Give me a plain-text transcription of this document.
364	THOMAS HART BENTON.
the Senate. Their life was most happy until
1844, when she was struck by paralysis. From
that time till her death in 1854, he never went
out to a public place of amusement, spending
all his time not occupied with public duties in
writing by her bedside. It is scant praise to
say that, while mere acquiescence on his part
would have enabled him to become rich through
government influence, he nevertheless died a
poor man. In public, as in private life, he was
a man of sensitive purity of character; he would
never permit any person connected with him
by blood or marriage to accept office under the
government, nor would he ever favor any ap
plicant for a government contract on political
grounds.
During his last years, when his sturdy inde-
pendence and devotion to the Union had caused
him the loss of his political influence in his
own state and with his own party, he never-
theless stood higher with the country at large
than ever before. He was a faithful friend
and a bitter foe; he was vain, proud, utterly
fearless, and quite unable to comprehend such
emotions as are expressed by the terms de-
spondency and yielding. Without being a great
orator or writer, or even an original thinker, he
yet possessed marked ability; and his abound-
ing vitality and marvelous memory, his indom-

* * * * * * * * *

STATED TASK:
Write out every record shown above, word for word.

WRITTEN SOLUTION:
Give me a plain-text transcription of this document.
364	THOMAS HART BENTON.
the Senate. Their life was most happy until
1844, when she was struck by paralysis. From
that time till her death in 1854, he never went
out to a public place of amusement, spending
all his time not occupied with public duties in
writing by her bedside. It is scant praise to
say that, while mere acquiescence on his part
would have enabled him to become rich through
government influence, he nevertheless died a
poor man. In public, as in private life, he was
a man of sensitive purity of character; he would
never permit any person connected with him
by blood or marriage to accept office under the
government, nor would he ever favor any ap
plicant for a government contract on political
grounds.
During his last years, when his sturdy inde-
pendence and devotion to the Union had caused
him the loss of his political influence in his
own state and with his own party, he never-
theless stood higher with the country at large
than ever before. He was a faithful friend
and a bitter foe; he was vain, proud, utterly
fearless, and quite unable to comprehend such
emotions as are expressed by the terms de-
spondency and yielding. Without being a great
orator or writer, or even an original thinker, he
yet possessed marked ability; and his abound-
ing vitality and marvelous memory, his indom-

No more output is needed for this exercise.